#### [DATA]

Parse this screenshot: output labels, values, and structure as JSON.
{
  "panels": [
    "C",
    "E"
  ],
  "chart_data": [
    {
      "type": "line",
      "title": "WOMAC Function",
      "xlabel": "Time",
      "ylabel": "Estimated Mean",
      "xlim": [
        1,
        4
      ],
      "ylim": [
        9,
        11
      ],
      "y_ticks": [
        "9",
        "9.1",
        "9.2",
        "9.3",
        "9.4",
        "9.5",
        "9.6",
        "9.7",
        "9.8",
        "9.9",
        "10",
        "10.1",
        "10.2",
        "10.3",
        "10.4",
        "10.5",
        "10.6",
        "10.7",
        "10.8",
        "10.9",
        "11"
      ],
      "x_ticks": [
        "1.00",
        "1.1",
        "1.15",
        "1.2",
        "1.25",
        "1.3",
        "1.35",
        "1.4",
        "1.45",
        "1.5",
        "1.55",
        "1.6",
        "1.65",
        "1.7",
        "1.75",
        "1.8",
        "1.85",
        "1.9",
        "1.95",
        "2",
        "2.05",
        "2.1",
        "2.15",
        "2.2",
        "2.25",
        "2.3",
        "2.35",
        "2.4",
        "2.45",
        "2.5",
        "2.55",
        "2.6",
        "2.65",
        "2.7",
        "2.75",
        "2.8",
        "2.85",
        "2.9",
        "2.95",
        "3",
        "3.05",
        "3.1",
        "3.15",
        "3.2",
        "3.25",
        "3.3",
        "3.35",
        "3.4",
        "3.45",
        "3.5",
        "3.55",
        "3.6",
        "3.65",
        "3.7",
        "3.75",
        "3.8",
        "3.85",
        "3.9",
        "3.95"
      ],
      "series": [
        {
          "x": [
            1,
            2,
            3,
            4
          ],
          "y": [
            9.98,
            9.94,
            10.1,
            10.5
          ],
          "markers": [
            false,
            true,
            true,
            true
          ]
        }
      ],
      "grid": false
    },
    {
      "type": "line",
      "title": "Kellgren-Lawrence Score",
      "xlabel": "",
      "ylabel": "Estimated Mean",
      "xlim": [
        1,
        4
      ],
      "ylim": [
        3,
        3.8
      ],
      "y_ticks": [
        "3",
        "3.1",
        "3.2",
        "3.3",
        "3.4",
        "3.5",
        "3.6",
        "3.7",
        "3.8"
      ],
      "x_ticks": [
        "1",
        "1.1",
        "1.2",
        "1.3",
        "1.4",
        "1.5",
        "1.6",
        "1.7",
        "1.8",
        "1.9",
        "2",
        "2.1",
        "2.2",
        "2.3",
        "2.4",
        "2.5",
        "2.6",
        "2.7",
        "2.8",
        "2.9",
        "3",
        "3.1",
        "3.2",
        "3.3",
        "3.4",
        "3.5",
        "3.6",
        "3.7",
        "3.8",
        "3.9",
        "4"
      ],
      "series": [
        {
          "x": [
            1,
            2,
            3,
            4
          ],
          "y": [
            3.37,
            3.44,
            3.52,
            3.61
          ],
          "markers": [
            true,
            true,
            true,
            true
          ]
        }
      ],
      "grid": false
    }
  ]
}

#### [EXERCISE DETAILS]
Repeat the entries exactly, all of them.

#### [PROBLEM SOLUTION]
Parse this screenshot: output labels, values, and structure as JSON.
{
  "panels": [
    "C",
    "E"
  ],
  "chart_data": [
    {
      "type": "line",
      "title": "WOMAC Function",
      "xlabel": "Time",
      "ylabel": "Estimated Mean",
      "xlim": [
        1,
        4
      ],
      "ylim": [
        9,
        11
      ],
      "y_ticks": [
        "9",
        "9.1",
        "9.2",
        "9.3",
        "9.4",
        "9.5",
        "9.6",
        "9.7",
        "9.8",
        "9.9",
        "10",
        "10.1",
        "10.2",
        "10.3",
        "10.4",
        "10.5",
        "10.6",
        "10.7",
        "10.8",
        "10.9",
        "11"
      ],
      "x_ticks": [
        "1.00",
        "1.1",
        "1.15",
        "1.2",
        "1.25",
        "1.3",
        "1.35",
        "1.4",
        "1.45",
        "1.5",
        "1.55",
        "1.6",
        "1.65",
        "1.7",
        "1.75",
        "1.8",
        "1.85",
        "1.9",
        "1.95",
        "2",
        "2.05",
        "2.1",
        "2.15",
        "2.2",
        "2.25",
        "2.3",
        "2.35",
        "2.4",
        "2.45",
        "2.5",
        "2.55",
        "2.6",
        "2.65",
        "2.7",
        "2.75",
        "2.8",
        "2.85",
        "2.9",
        "2.95",
        "3",
        "3.05",
        "3.1",
        "3.15",
        "3.2",
        "3.25",
        "3.3",
        "3.35",
        "3.4",
        "3.45",
        "3.5",
        "3.55",
        "3.6",
        "3.65",
        "3.7",
        "3.75",
        "3.8",
        "3.85",
        "3.9",
        "3.95"
      ],
      "series": [
        {
          "x": [
            1,
            2,
            3,
            4
          ],
          "y": [
            9.98,
            9.94,
            10.1,
            10.5
          ],
          "markers": [
            false,
            true,
            true,
            true
          ]
        }
      ],
      "grid": false
    },
    {
      "type": "line",
      "title": "Kellgren-Lawrence Score",
      "xlabel": "",
      "ylabel": "Estimated Mean",
      "xlim": [
        1,
        4
      ],
      "ylim": [
        3,
        3.8
      ],
      "y_ticks": [
        "3",
        "3.1",
        "3.2",
        "3.3",
        "3.4",
        "3.5",
        "3.6",
        "3.7",
        "3.8"
      ],
      "x_ticks": [
        "1",
        "1.1",
        "1.2",
        "1.3",
        "1.4",
        "1.5",
        "1.6",
        "1.7",
        "1.8",
        "1.9",
        "2",
        "2.1",
        "2.2",
        "2.3",
        "2.4",
        "2.5",
        "2.6",
        "2.7",
        "2.8",
        "2.9",
        "3",
        "3.1",
        "3.2",
        "3.3",
        "3.4",
        "3.5",
        "3.6",
        "3.7",
        "3.8",
        "3.9",
        "4"
      ],
      "series": [
        {
          "x": [
            1,
            2,
            3,
            4
          ],
          "y": [
            3.37,
            3.44,
            3.52,
            3.61
          ],
          "markers": [
            true,
            true,
            true,
            true
          ]
        }
      ],
      "grid": false
    }
  ]
}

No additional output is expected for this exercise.